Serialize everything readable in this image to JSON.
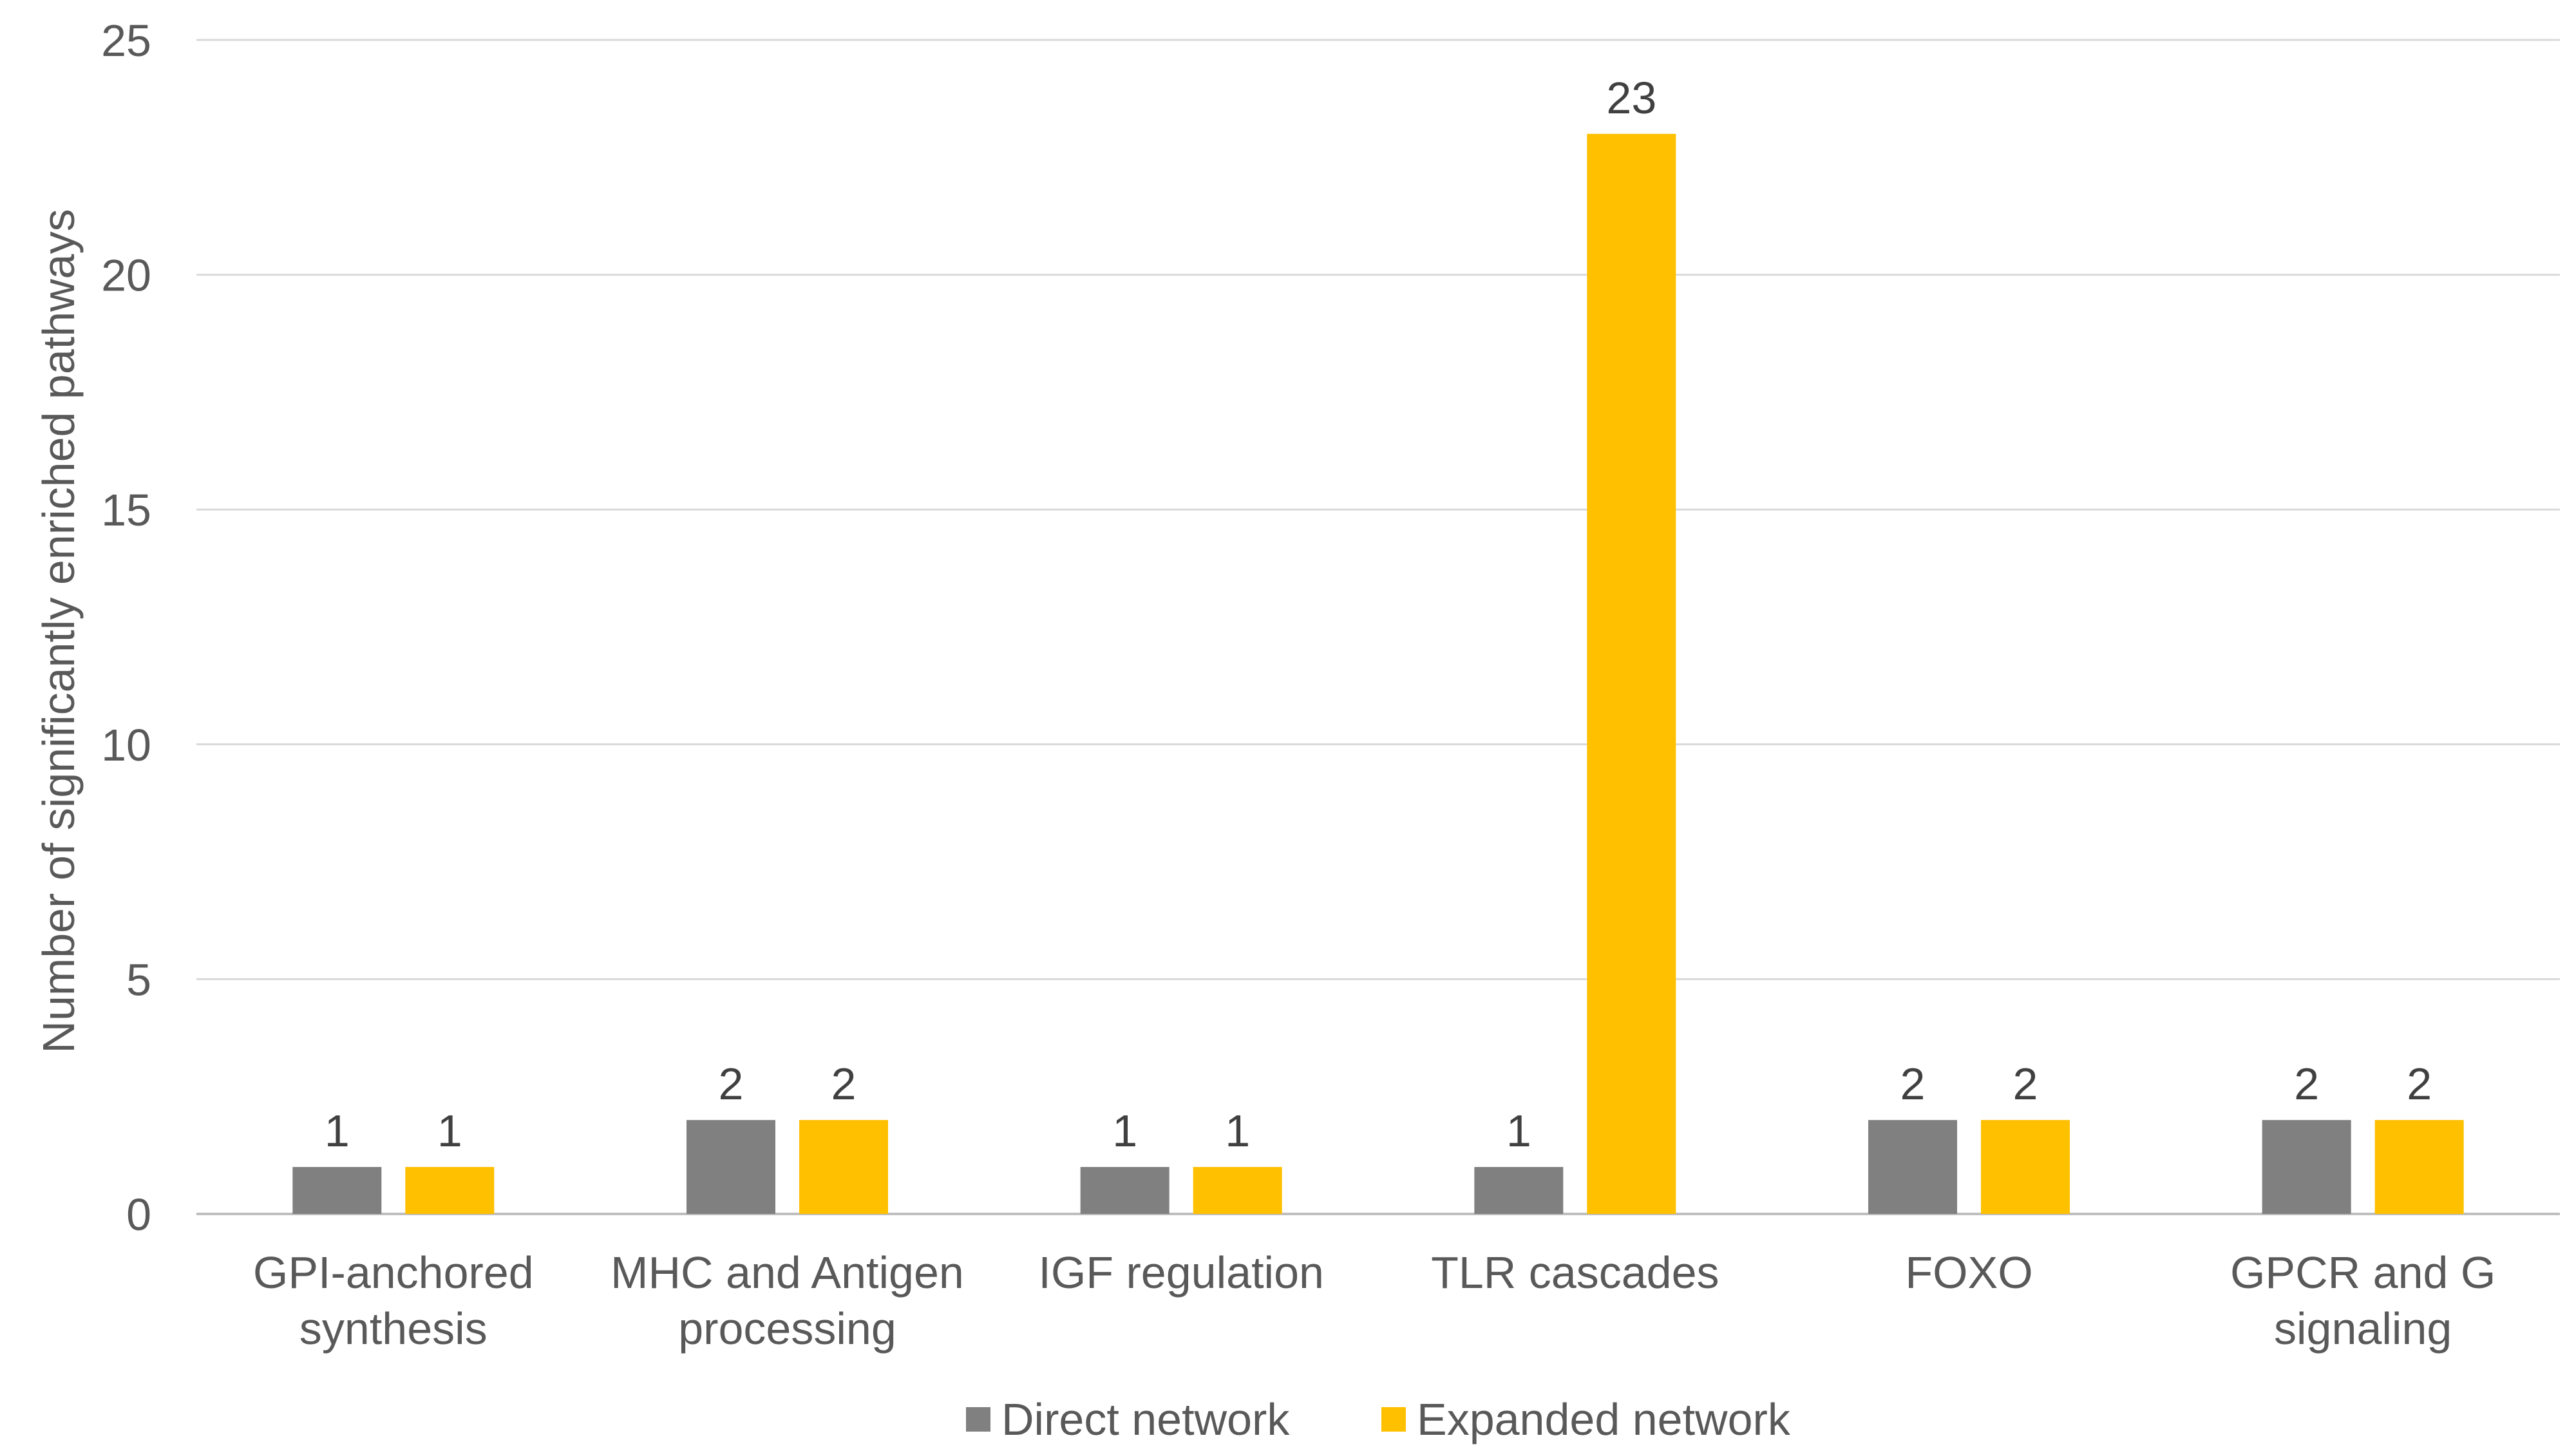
{
  "chart_data": {
    "type": "bar",
    "title": "",
    "xlabel": "",
    "ylabel": "Number of significantly enriched pathways",
    "ylim": [
      0,
      25
    ],
    "yticks": [
      0,
      5,
      10,
      15,
      20,
      25
    ],
    "grid": true,
    "legend_position": "bottom",
    "categories": [
      [
        "GPI-anchored",
        "synthesis"
      ],
      [
        "MHC and Antigen",
        "processing"
      ],
      [
        "IGF regulation"
      ],
      [
        "TLR cascades"
      ],
      [
        "FOXO"
      ],
      [
        "GPCR and G",
        "signaling"
      ]
    ],
    "series": [
      {
        "name": "Direct network",
        "color": "#808080",
        "values": [
          1,
          2,
          1,
          1,
          2,
          2
        ]
      },
      {
        "name": "Expanded network",
        "color": "#FFC000",
        "values": [
          1,
          2,
          1,
          23,
          2,
          2
        ]
      }
    ]
  }
}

- [The request]:
Print the complete listing exactly as it stands, without its pictures.

- [Solution for this task]:
Serialize everything readable in this image to JSON.
{
  "chart_data": {
    "type": "bar",
    "title": "",
    "xlabel": "",
    "ylabel": "Number of significantly enriched pathways",
    "ylim": [
      0,
      25
    ],
    "yticks": [
      0,
      5,
      10,
      15,
      20,
      25
    ],
    "grid": true,
    "legend_position": "bottom",
    "categories": [
      [
        "GPI-anchored",
        "synthesis"
      ],
      [
        "MHC and Antigen",
        "processing"
      ],
      [
        "IGF regulation"
      ],
      [
        "TLR cascades"
      ],
      [
        "FOXO"
      ],
      [
        "GPCR and G",
        "signaling"
      ]
    ],
    "series": [
      {
        "name": "Direct network",
        "color": "#808080",
        "values": [
          1,
          2,
          1,
          1,
          2,
          2
        ]
      },
      {
        "name": "Expanded network",
        "color": "#FFC000",
        "values": [
          1,
          2,
          1,
          23,
          2,
          2
        ]
      }
    ]
  }
}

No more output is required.